▸ What the task requires
Present each line of the entries below that holds the word "document".

▸ Dataset
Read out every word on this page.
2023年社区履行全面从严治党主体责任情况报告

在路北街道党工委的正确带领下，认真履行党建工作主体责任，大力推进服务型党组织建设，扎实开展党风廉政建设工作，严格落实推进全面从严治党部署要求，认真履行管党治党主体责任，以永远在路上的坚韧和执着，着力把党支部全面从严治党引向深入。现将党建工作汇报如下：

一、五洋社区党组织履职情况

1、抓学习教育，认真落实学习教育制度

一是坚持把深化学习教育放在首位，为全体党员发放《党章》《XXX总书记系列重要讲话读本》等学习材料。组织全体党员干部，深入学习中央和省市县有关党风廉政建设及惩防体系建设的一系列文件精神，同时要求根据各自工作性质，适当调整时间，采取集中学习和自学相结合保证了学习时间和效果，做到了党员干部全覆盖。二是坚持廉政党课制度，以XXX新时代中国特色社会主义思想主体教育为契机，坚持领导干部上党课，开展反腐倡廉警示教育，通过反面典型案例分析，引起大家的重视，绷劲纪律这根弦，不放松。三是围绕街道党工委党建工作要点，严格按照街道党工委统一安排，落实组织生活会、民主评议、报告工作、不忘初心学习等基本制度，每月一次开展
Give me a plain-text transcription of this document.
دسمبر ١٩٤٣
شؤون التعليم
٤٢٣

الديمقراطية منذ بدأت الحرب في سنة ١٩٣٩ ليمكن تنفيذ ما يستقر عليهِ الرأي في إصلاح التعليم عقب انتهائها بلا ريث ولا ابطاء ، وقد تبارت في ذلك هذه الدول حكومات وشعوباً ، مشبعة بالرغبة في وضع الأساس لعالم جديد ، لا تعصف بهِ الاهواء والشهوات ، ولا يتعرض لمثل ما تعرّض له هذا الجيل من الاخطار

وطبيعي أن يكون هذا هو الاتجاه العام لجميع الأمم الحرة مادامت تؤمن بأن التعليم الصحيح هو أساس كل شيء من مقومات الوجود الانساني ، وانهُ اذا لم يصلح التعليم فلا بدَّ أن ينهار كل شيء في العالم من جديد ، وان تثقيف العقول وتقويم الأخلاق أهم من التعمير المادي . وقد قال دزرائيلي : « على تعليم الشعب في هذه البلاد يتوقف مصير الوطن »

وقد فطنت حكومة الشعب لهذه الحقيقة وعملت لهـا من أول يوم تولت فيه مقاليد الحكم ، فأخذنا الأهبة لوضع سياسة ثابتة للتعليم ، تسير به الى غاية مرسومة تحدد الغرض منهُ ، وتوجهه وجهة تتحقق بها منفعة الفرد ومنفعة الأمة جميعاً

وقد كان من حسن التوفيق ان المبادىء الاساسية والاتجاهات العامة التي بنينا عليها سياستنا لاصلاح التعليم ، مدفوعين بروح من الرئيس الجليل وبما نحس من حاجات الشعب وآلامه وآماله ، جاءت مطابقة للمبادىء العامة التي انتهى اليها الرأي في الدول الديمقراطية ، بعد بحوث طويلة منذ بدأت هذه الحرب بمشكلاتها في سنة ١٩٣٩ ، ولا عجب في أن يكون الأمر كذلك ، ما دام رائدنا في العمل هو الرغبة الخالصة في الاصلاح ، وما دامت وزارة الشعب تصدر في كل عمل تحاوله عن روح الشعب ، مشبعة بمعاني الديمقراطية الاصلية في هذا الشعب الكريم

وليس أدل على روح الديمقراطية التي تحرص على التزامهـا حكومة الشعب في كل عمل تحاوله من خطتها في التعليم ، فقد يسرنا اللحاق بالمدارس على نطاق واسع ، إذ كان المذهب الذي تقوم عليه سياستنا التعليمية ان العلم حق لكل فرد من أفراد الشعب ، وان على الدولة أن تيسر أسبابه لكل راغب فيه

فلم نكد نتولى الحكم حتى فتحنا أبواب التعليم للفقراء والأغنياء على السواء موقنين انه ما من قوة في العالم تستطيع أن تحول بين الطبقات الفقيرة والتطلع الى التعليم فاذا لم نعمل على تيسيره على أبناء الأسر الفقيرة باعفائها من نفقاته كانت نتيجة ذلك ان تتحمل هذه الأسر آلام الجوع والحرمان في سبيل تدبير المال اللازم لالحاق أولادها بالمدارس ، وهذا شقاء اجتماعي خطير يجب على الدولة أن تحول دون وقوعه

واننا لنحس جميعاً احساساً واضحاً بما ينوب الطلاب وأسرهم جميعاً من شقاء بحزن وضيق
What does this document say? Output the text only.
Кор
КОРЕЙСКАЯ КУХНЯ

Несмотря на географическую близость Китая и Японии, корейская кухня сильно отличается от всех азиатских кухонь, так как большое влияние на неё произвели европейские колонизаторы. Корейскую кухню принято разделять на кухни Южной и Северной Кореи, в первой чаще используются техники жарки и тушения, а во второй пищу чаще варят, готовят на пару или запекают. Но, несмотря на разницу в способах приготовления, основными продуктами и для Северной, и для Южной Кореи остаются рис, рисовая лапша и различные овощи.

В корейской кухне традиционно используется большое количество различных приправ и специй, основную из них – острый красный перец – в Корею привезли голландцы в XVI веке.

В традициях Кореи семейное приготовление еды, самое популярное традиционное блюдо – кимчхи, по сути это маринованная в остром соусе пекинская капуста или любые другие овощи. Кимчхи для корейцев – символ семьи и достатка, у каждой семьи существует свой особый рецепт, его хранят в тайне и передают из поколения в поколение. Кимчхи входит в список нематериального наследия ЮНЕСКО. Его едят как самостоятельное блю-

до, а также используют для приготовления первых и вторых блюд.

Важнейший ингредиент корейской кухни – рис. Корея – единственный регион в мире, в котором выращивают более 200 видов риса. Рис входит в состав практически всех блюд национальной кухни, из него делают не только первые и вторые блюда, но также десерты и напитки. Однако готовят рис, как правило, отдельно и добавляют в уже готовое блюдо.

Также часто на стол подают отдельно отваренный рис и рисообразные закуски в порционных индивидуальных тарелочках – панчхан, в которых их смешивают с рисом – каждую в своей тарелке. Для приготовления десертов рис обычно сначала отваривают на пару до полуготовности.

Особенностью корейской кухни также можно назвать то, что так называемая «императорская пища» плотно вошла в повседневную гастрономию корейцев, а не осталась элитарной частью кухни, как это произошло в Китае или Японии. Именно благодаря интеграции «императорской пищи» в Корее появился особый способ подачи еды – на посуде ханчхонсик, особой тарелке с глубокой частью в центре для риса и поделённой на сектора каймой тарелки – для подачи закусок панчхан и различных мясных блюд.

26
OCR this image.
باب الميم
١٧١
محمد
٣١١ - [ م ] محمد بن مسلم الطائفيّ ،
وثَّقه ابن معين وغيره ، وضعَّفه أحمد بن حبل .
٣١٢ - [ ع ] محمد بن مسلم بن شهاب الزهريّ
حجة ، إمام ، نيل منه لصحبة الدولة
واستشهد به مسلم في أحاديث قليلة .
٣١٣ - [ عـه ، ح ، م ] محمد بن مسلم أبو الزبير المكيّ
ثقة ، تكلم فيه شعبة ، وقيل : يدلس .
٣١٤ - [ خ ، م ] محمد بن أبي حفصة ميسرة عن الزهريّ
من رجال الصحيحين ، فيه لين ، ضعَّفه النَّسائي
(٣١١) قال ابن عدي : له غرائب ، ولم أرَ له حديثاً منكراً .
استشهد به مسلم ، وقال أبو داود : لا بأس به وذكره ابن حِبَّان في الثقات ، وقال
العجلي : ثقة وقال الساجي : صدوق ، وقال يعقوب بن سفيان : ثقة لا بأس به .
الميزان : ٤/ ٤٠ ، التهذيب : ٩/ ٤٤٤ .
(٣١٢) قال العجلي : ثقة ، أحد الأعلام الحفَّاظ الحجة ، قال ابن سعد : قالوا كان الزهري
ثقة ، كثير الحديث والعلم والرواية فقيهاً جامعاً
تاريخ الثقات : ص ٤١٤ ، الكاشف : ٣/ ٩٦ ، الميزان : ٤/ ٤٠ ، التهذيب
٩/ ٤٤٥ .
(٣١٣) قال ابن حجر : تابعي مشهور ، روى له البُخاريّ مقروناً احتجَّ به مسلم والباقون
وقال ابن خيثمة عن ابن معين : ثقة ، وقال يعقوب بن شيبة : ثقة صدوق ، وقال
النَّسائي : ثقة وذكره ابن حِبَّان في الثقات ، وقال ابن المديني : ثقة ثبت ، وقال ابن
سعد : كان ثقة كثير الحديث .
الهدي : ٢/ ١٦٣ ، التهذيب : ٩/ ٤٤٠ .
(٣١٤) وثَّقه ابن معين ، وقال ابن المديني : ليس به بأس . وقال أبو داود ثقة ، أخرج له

▸ Exercise response
Give me a plain-text transcription of this document.
What does this document say? Output the text only.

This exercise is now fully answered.